DATASET RECORDS:
+ + + + +

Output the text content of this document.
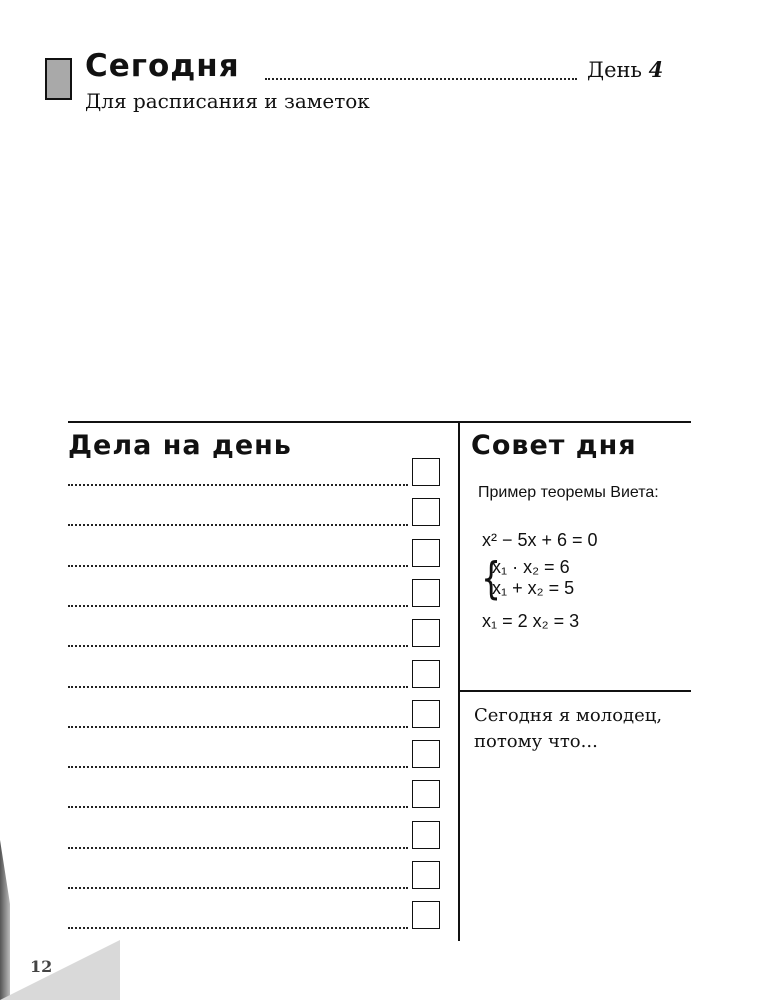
Сегодня	День 4
Для расписания и заметок
Дела на день	Совет дня
Пример теоремы Виета:
x² − 5x + 6 = 0
{
x₁ · x₂ = 6
x₁ + x₂ = 5
x₁ = 2 x₂ = 3
Сегодня я молодец,
потому что...
12
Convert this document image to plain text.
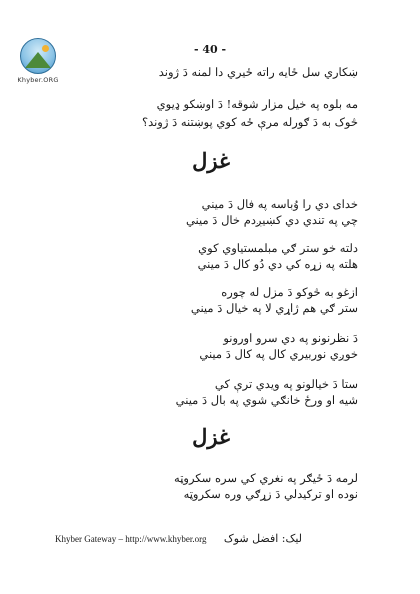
Khyber.ORG
- 40 -
ښکاري سل ځايه راته ځيري دا لمنه دَ ژوند
مه بلوه په خيل مزار شوقه! دَ اوښکو ډيوي
څوک به دَ ګورله مرې ځه کوي پوښتنه دَ ژوند؟
غزل
خداى دي را وُباسه په فال دَ ميني
چي په تندي دي کښيږدم خال دَ ميني
دلته خو ستر ګي مبلمستياوي کوي
هلته په زړه کي دي دُو کال دَ ميني
ازغو به څوکو دَ مزل له چوره
ستر ګي هم ژاړي لا په خيال دَ ميني
دَ نظرنونو په دي سرو اورونو
خوږي نوربيري کال په کال دَ ميني
ستا دَ خيالونو په ويدي ترې کي
شيه او ورځ خانګي شوي په بال دَ ميني
غزل
لرمه دَ ځيګر په نغري کي سره سکروټه
نوده او ترکيدلي دَ زړګي وره سکروټه
Khyber Gateway – http://www.khyber.org ليک: افضل شوک
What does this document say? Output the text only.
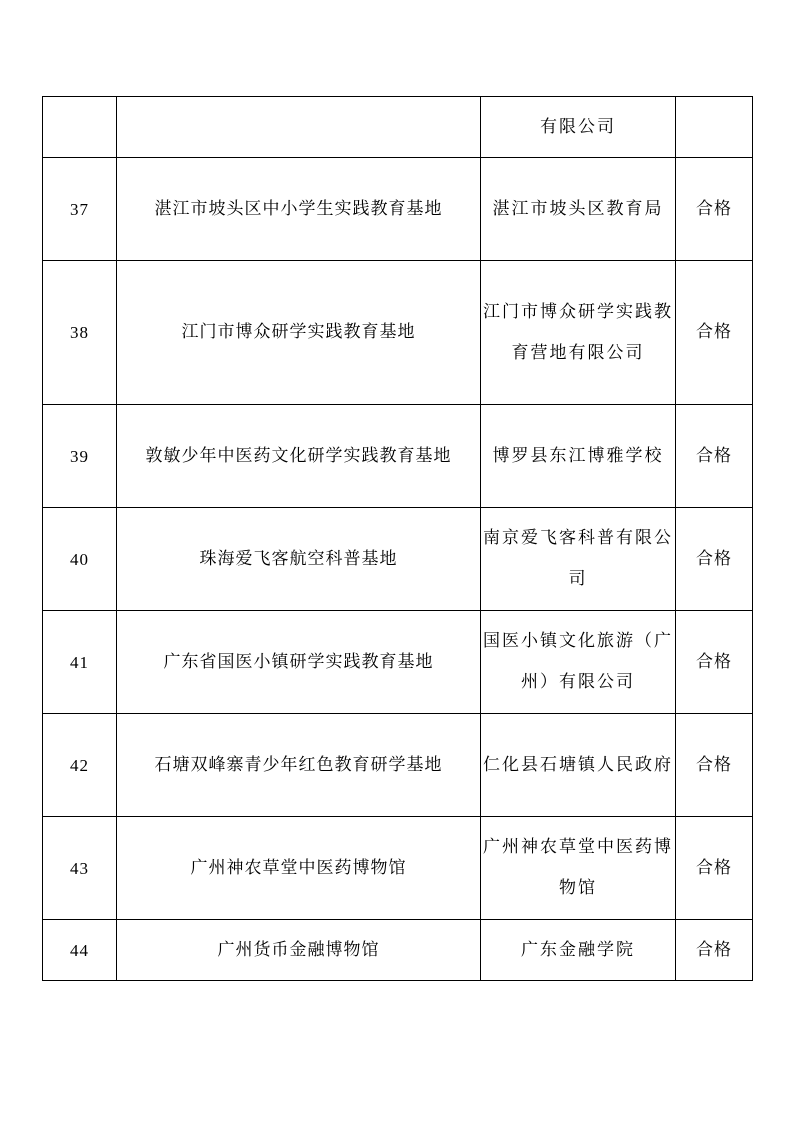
		有限公司	
37	湛江市坡头区中小学生实践教育基地	湛江市坡头区教育局	合格
38	江门市博众研学实践教育基地	江门市博众研学实践教育营地有限公司	合格
39	敦敏少年中医药文化研学实践教育基地	博罗县东江博雅学校	合格
40	珠海爱飞客航空科普基地	南京爱飞客科普有限公司	合格
41	广东省国医小镇研学实践教育基地	国医小镇文化旅游（广州）有限公司	合格
42	石塘双峰寨青少年红色教育研学基地	仁化县石塘镇人民政府	合格
43	广州神农草堂中医药博物馆	广州神农草堂中医药博物馆	合格
44	广州货币金融博物馆	广东金融学院	合格
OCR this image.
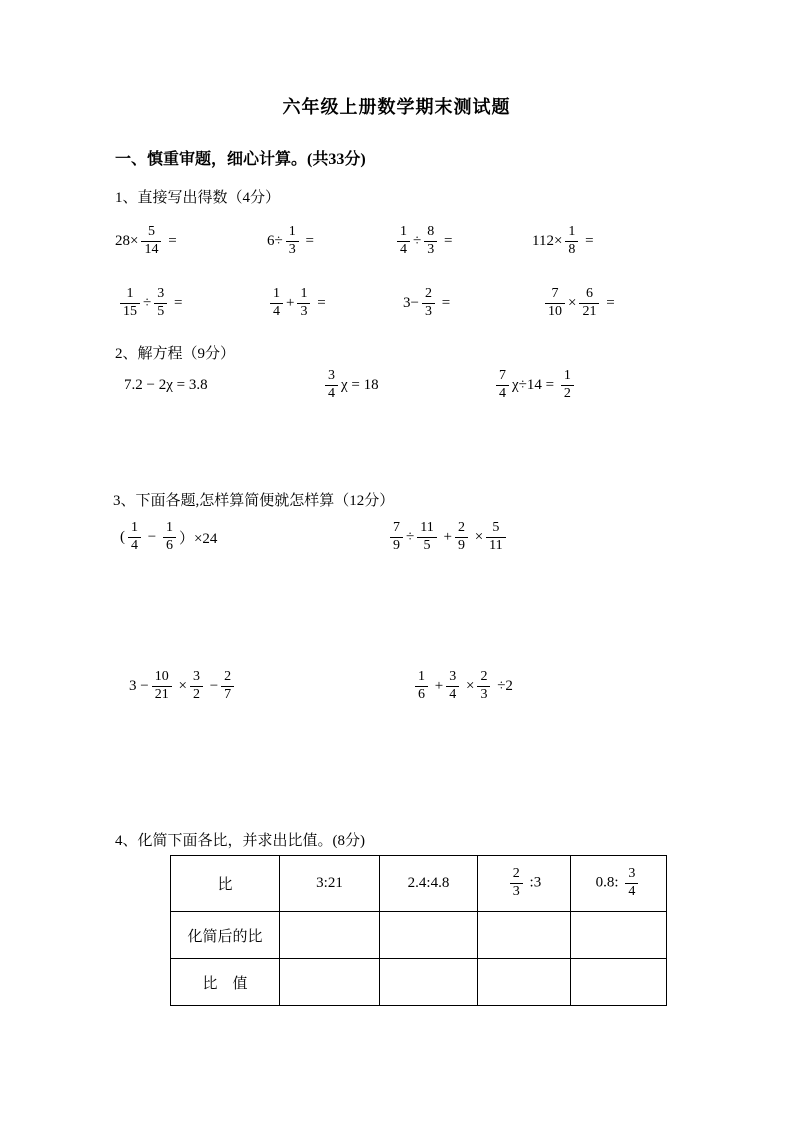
六年级上册数学期末测试题
一、慎重审题，细心计算。(共33分)
1、直接写出得数（4分）
$28\times \frac{5}{14}$ =	$6\div \frac{1}{3}$ =	$\frac{1}{4} \div \frac{8}{3}$ =	$112\times \frac{1}{8}$ =
$\frac{1}{15} \div \frac{3}{5}$ =	$\frac{1}{4} + \frac{1}{3}$ =	$3- \frac{2}{3}$ =	$\frac{7}{10} \times \frac{6}{21}$ =
2、解方程（9分）
7.2 − 2χ = 3.8	$\frac{3}{4}$ χ = 18	$\frac{7}{4} \chi\div 14 = \frac{1}{2}$
3、下面各题,怎样算简便就怎样算（12分）
( $\frac{1}{4} - \frac{1}{6} )\times 24$	$\frac{7}{9} \div \frac{11}{5} + \frac{2}{9} \times \frac{5}{11}$
$3 - \frac{10}{21} \times \frac{3}{2} - \frac{2}{7}$	$\frac{1}{6} + \frac{3}{4} \times \frac{2}{3} \div 2$
4、化简下面各比，并求出比值。(8分)
比	3:21	2.4:4.8	$\frac{2}{3}$ :3	0.8: $\frac{3}{4}$

化简后的比				
比　值				
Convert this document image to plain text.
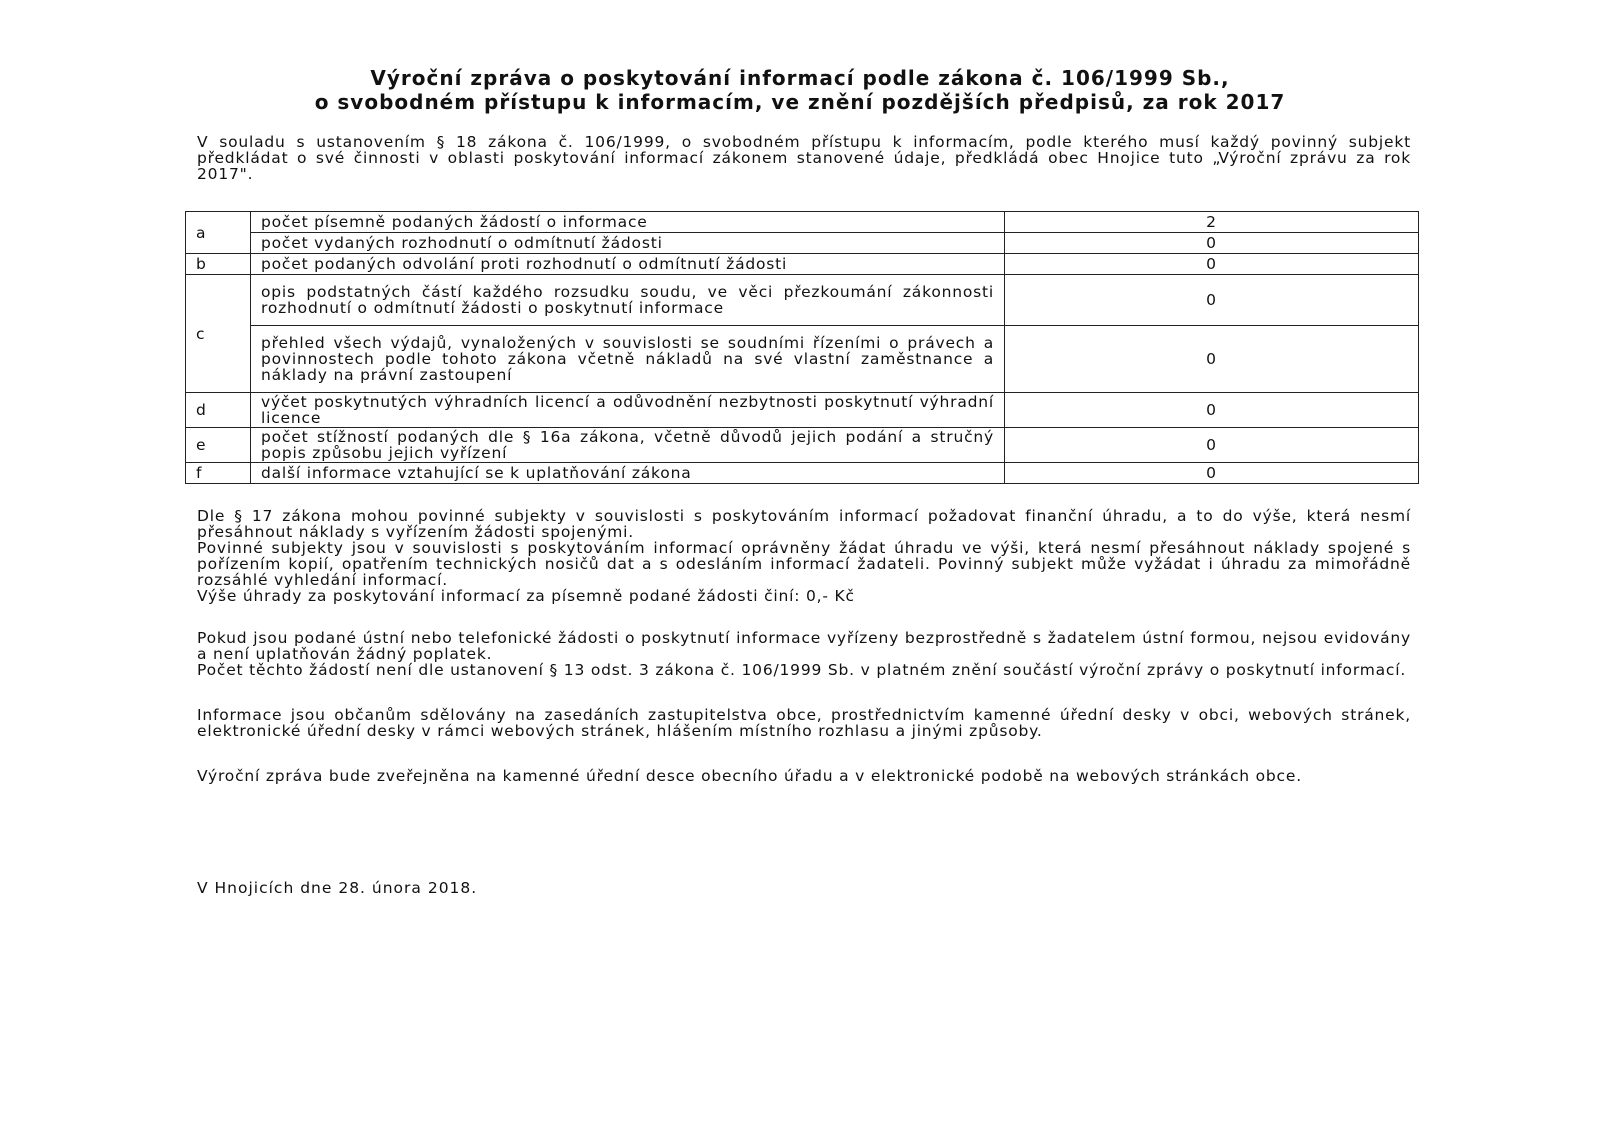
Výroční zpráva o poskytování informací podle zákona č. 106/1999 Sb.,
o svobodném přístupu k informacím, ve znění pozdějších předpisů, za rok 2017

V souladu s ustanovením § 18 zákona č. 106/1999, o svobodném přístupu k informacím, podle kterého musí každý povinný subjekt předkládat o své činnosti v oblasti poskytování informací zákonem stanovené údaje, předkládá obec Hnojice tuto „Výroční zprávu za rok 2017".

a	počet písemně podaných žádostí o informace	2
	počet vydaných rozhodnutí o odmítnutí žádosti	0
b	počet podaných odvolání proti rozhodnutí o odmítnutí žádosti	0
c	opis podstatných částí každého rozsudku soudu, ve věci přezkoumání zákonnosti rozhodnutí o odmítnutí žádosti o poskytnutí informace	0
	přehled všech výdajů, vynaložených v souvislosti se soudními řízeními o právech a povinnostech podle tohoto zákona včetně nákladů na své vlastní zaměstnance a náklady na právní zastoupení	0
d	výčet poskytnutých výhradních licencí a odůvodnění nezbytnosti poskytnutí výhradní licence	0
e	počet stížností podaných dle § 16a zákona, včetně důvodů jejich podání a stručný popis způsobu jejich vyřízení	0
f	další informace vztahující se k uplatňování zákona	0
Dle § 17 zákona mohou povinné subjekty v souvislosti s poskytováním informací požadovat finanční úhradu, a to do výše, která nesmí přesáhnout náklady s vyřízením žádosti spojenými.
Povinné subjekty jsou v souvislosti s poskytováním informací oprávněny žádat úhradu ve výši, která nesmí přesáhnout náklady spojené s pořízením kopií, opatřením technických nosičů dat a s odesláním informací žadateli. Povinný subjekt může vyžádat i úhradu za mimořádně rozsáhlé vyhledání informací.
Výše úhrady za poskytování informací za písemně podané žádosti činí: 0,- Kč
Pokud jsou podané ústní nebo telefonické žádosti o poskytnutí informace vyřízeny bezprostředně s žadatelem ústní formou, nejsou evidovány a není uplatňován žádný poplatek.
Počet těchto žádostí není dle ustanovení § 13 odst. 3 zákona č. 106/1999 Sb. v platném znění součástí výroční zprávy o poskytnutí informací.

Informace jsou občanům sdělovány na zasedáních zastupitelstva obce, prostřednictvím kamenné úřední desky v obci, webových stránek, elektronické úřední desky v rámci webových stránek, hlášením místního rozhlasu a jinými způsoby.

Výroční zpráva bude zveřejněna na kamenné úřední desce obecního úřadu a v elektronické podobě na webových stránkách obce.

V Hnojicích dne 28. února 2018.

+ + + + +

STATED PROBLEM: Your job is to transcribe the entries above exactly; skip the pictures.

COMPLETE RESPONSE:
Output the text content of this document.
Сегодня	День 4
Для расписания и заметок
Дела на день	Совет дня
Пример теоремы Виета:
x² − 5x + 6 = 0
{
x₁ · x₂ = 6
x₁ + x₂ = 5
x₁ = 2 x₂ = 3
Сегодня я молодец,
потому что...
12
Convert this document image to plain text.
Khyber.ORG
- 40 -
ښکاري سل ځايه راته ځيري دا لمنه دَ ژوند
مه بلوه په خيل مزار شوقه! دَ اوښکو ډيوي
څوک به دَ ګورله مرې ځه کوي پوښتنه دَ ژوند؟
غزل
خداى دي را وُباسه په فال دَ ميني
چي په تندي دي کښيږدم خال دَ ميني
دلته خو ستر ګي مبلمستياوي کوي
هلته په زړه کي دي دُو کال دَ ميني
ازغو به څوکو دَ مزل له چوره
ستر ګي هم ژاړي لا په خيال دَ ميني
دَ نظرنونو په دي سرو اورونو
خوږي نوربيري کال په کال دَ ميني
ستا دَ خيالونو په ويدي ترې کي
شيه او ورځ خانګي شوي په بال دَ ميني
غزل
لرمه دَ ځيګر په نغري کي سره سکروټه
نوده او ترکيدلي دَ زړګي وره سکروټه
Khyber Gateway – http://www.khyber.org ليک: افضل شوک
What does this document say? Output the text only.
		有限公司	
37	湛江市坡头区中小学生实践教育基地	湛江市坡头区教育局	合格
38	江门市博众研学实践教育基地	江门市博众研学实践教育营地有限公司	合格
39	敦敏少年中医药文化研学实践教育基地	博罗县东江博雅学校	合格
40	珠海爱飞客航空科普基地	南京爱飞客科普有限公司	合格
41	广东省国医小镇研学实践教育基地	国医小镇文化旅游（广州）有限公司	合格
42	石塘双峰寨青少年红色教育研学基地	仁化县石塘镇人民政府	合格
43	广州神农草堂中医药博物馆	广州神农草堂中医药博物馆	合格
44	广州货币金融博物馆	广东金融学院	合格
OCR this image.
六年级上册数学期末测试题
一、慎重审题，细心计算。(共33分)
1、直接写出得数（4分）
$28\times \frac{5}{14}$ =	$6\div \frac{1}{3}$ =	$\frac{1}{4} \div \frac{8}{3}$ =	$112\times \frac{1}{8}$ =
$\frac{1}{15} \div \frac{3}{5}$ =	$\frac{1}{4} + \frac{1}{3}$ =	$3- \frac{2}{3}$ =	$\frac{7}{10} \times \frac{6}{21}$ =
2、解方程（9分）
7.2 − 2χ = 3.8	$\frac{3}{4}$ χ = 18	$\frac{7}{4} \chi\div 14 = \frac{1}{2}$
3、下面各题,怎样算简便就怎样算（12分）
( $\frac{1}{4} - \frac{1}{6} )\times 24$	$\frac{7}{9} \div \frac{11}{5} + \frac{2}{9} \times \frac{5}{11}$
$3 - \frac{10}{21} \times \frac{3}{2} - \frac{2}{7}$	$\frac{1}{6} + \frac{3}{4} \times \frac{2}{3} \div 2$
4、化简下面各比，并求出比值。(8分)
比	3:21	2.4:4.8	$\frac{2}{3}$ :3	0.8: $\frac{3}{4}$

化简后的比				
比　值				
Convert this document image to plain text.
Výroční zpráva o poskytování informací podle zákona č. 106/1999 Sb.,
o svobodném přístupu k informacím, ve znění pozdějších předpisů, za rok 2017

V souladu s ustanovením § 18 zákona č. 106/1999, o svobodném přístupu k informacím, podle kterého musí každý povinný subjekt předkládat o své činnosti v oblasti poskytování informací zákonem stanovené údaje, předkládá obec Hnojice tuto „Výroční zprávu za rok 2017".

a	počet písemně podaných žádostí o informace	2
	počet vydaných rozhodnutí o odmítnutí žádosti	0
b	počet podaných odvolání proti rozhodnutí o odmítnutí žádosti	0
c	opis podstatných částí každého rozsudku soudu, ve věci přezkoumání zákonnosti rozhodnutí o odmítnutí žádosti o poskytnutí informace	0
	přehled všech výdajů, vynaložených v souvislosti se soudními řízeními o právech a povinnostech podle tohoto zákona včetně nákladů na své vlastní zaměstnance a náklady na právní zastoupení	0
d	výčet poskytnutých výhradních licencí a odůvodnění nezbytnosti poskytnutí výhradní licence	0
e	počet stížností podaných dle § 16a zákona, včetně důvodů jejich podání a stručný popis způsobu jejich vyřízení	0
f	další informace vztahující se k uplatňování zákona	0
Dle § 17 zákona mohou povinné subjekty v souvislosti s poskytováním informací požadovat finanční úhradu, a to do výše, která nesmí přesáhnout náklady s vyřízením žádosti spojenými.
Povinné subjekty jsou v souvislosti s poskytováním informací oprávněny žádat úhradu ve výši, která nesmí přesáhnout náklady spojené s pořízením kopií, opatřením technických nosičů dat a s odesláním informací žadateli. Povinný subjekt může vyžádat i úhradu za mimořádně rozsáhlé vyhledání informací.
Výše úhrady za poskytování informací za písemně podané žádosti činí: 0,- Kč
Pokud jsou podané ústní nebo telefonické žádosti o poskytnutí informace vyřízeny bezprostředně s žadatelem ústní formou, nejsou evidovány a není uplatňován žádný poplatek.
Počet těchto žádostí není dle ustanovení § 13 odst. 3 zákona č. 106/1999 Sb. v platném znění součástí výroční zprávy o poskytnutí informací.

Informace jsou občanům sdělovány na zasedáních zastupitelstva obce, prostřednictvím kamenné úřední desky v obci, webových stránek, elektronické úřední desky v rámci webových stránek, hlášením místního rozhlasu a jinými způsoby.

Výroční zpráva bude zveřejněna na kamenné úřední desce obecního úřadu a v elektronické podobě na webových stránkách obce.

V Hnojicích dne 28. února 2018.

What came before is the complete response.